Problem requirements
Give the data again exactly as written, skipping any pictures.

** BEGIN **

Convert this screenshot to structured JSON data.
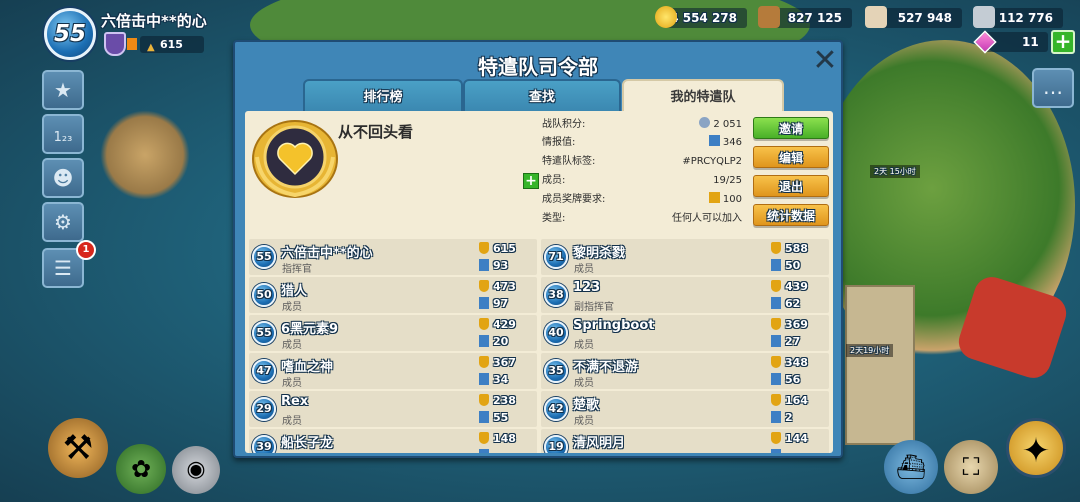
{
  "player": {
    "level": "55",
    "name": "六倍击中**的心",
    "trophies": "615"
  },
  "resources": {
    "gold": "4 554 278",
    "wood": "827 125",
    "stone": "527 948",
    "iron": "112 776",
    "gems": "11"
  },
  "side_buttons": {
    "notification_count": "1"
  },
  "panel": {
    "title": "特遣队司令部",
    "tabs": [
      {
        "label": "排行榜"
      },
      {
        "label": "查找"
      },
      {
        "label": "我的特遣队"
      }
    ],
    "task_force": {
      "name": "从不回头看",
      "rows": [
        {
          "label": "战队积分:",
          "value": "2 051"
        },
        {
          "label": "情报值:",
          "value": "346"
        },
        {
          "label": "特遣队标签:",
          "value": "#PRCYQLP2"
        },
        {
          "label": "成员:",
          "value": "19/25"
        },
        {
          "label": "成员奖牌要求:",
          "value": "100"
        },
        {
          "label": "类型:",
          "value": "任何人可以加入"
        }
      ]
    },
    "buttons": {
      "invite": "邀请",
      "edit": "编辑",
      "leave": "退出",
      "stats": "统计数据"
    },
    "members": [
      {
        "level": "55",
        "name": "六倍击中**的心",
        "role": "指挥官",
        "medals": "615",
        "intel": "93"
      },
      {
        "level": "71",
        "name": "黎明杀戮",
        "role": "成员",
        "medals": "588",
        "intel": "50"
      },
      {
        "level": "50",
        "name": "猎人",
        "role": "成员",
        "medals": "473",
        "intel": "97"
      },
      {
        "level": "38",
        "name": "123",
        "role": "副指挥官",
        "medals": "439",
        "intel": "62"
      },
      {
        "level": "55",
        "name": "6黑元素9",
        "role": "成员",
        "medals": "429",
        "intel": "20"
      },
      {
        "level": "40",
        "name": "Springboot",
        "role": "成员",
        "medals": "369",
        "intel": "27"
      },
      {
        "level": "47",
        "name": "嗜血之神",
        "role": "成员",
        "medals": "367",
        "intel": "34"
      },
      {
        "level": "35",
        "name": "不满不退游",
        "role": "成员",
        "medals": "348",
        "intel": "56"
      },
      {
        "level": "29",
        "name": "Rex",
        "role": "成员",
        "medals": "238",
        "intel": "55"
      },
      {
        "level": "42",
        "name": "楚歌",
        "role": "成员",
        "medals": "164",
        "intel": "2"
      },
      {
        "level": "39",
        "name": "船长子龙",
        "role": "",
        "medals": "148",
        "intel": ""
      },
      {
        "level": "19",
        "name": "清风明月",
        "role": "",
        "medals": "144",
        "intel": ""
      }
    ]
  },
  "map_labels": {
    "label_a": "2天 15小时",
    "label_b": "2天19小时"
  },
  "colors": {
    "panel_blue": "#3f86b7",
    "parchment": "#f3ecd6",
    "gold_button": "#df951c",
    "green_button": "#49b028"
  }
}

** END **

Solution
Convert this screenshot to structured JSON data.
{
  "player": {
    "level": "55",
    "name": "六倍击中**的心",
    "trophies": "615"
  },
  "resources": {
    "gold": "4 554 278",
    "wood": "827 125",
    "stone": "527 948",
    "iron": "112 776",
    "gems": "11"
  },
  "side_buttons": {
    "notification_count": "1"
  },
  "panel": {
    "title": "特遣队司令部",
    "tabs": [
      {
        "label": "排行榜"
      },
      {
        "label": "查找"
      },
      {
        "label": "我的特遣队"
      }
    ],
    "task_force": {
      "name": "从不回头看",
      "rows": [
        {
          "label": "战队积分:",
          "value": "2 051"
        },
        {
          "label": "情报值:",
          "value": "346"
        },
        {
          "label": "特遣队标签:",
          "value": "#PRCYQLP2"
        },
        {
          "label": "成员:",
          "value": "19/25"
        },
        {
          "label": "成员奖牌要求:",
          "value": "100"
        },
        {
          "label": "类型:",
          "value": "任何人可以加入"
        }
      ]
    },
    "buttons": {
      "invite": "邀请",
      "edit": "编辑",
      "leave": "退出",
      "stats": "统计数据"
    },
    "members": [
      {
        "level": "55",
        "name": "六倍击中**的心",
        "role": "指挥官",
        "medals": "615",
        "intel": "93"
      },
      {
        "level": "71",
        "name": "黎明杀戮",
        "role": "成员",
        "medals": "588",
        "intel": "50"
      },
      {
        "level": "50",
        "name": "猎人",
        "role": "成员",
        "medals": "473",
        "intel": "97"
      },
      {
        "level": "38",
        "name": "123",
        "role": "副指挥官",
        "medals": "439",
        "intel": "62"
      },
      {
        "level": "55",
        "name": "6黑元素9",
        "role": "成员",
        "medals": "429",
        "intel": "20"
      },
      {
        "level": "40",
        "name": "Springboot",
        "role": "成员",
        "medals": "369",
        "intel": "27"
      },
      {
        "level": "47",
        "name": "嗜血之神",
        "role": "成员",
        "medals": "367",
        "intel": "34"
      },
      {
        "level": "35",
        "name": "不满不退游",
        "role": "成员",
        "medals": "348",
        "intel": "56"
      },
      {
        "level": "29",
        "name": "Rex",
        "role": "成员",
        "medals": "238",
        "intel": "55"
      },
      {
        "level": "42",
        "name": "楚歌",
        "role": "成员",
        "medals": "164",
        "intel": "2"
      },
      {
        "level": "39",
        "name": "船长子龙",
        "role": "",
        "medals": "148",
        "intel": ""
      },
      {
        "level": "19",
        "name": "清风明月",
        "role": "",
        "medals": "144",
        "intel": ""
      }
    ]
  },
  "map_labels": {
    "label_a": "2天 15小时",
    "label_b": "2天19小时"
  },
  "colors": {
    "panel_blue": "#3f86b7",
    "parchment": "#f3ecd6",
    "gold_button": "#df951c",
    "green_button": "#49b028"
  }
}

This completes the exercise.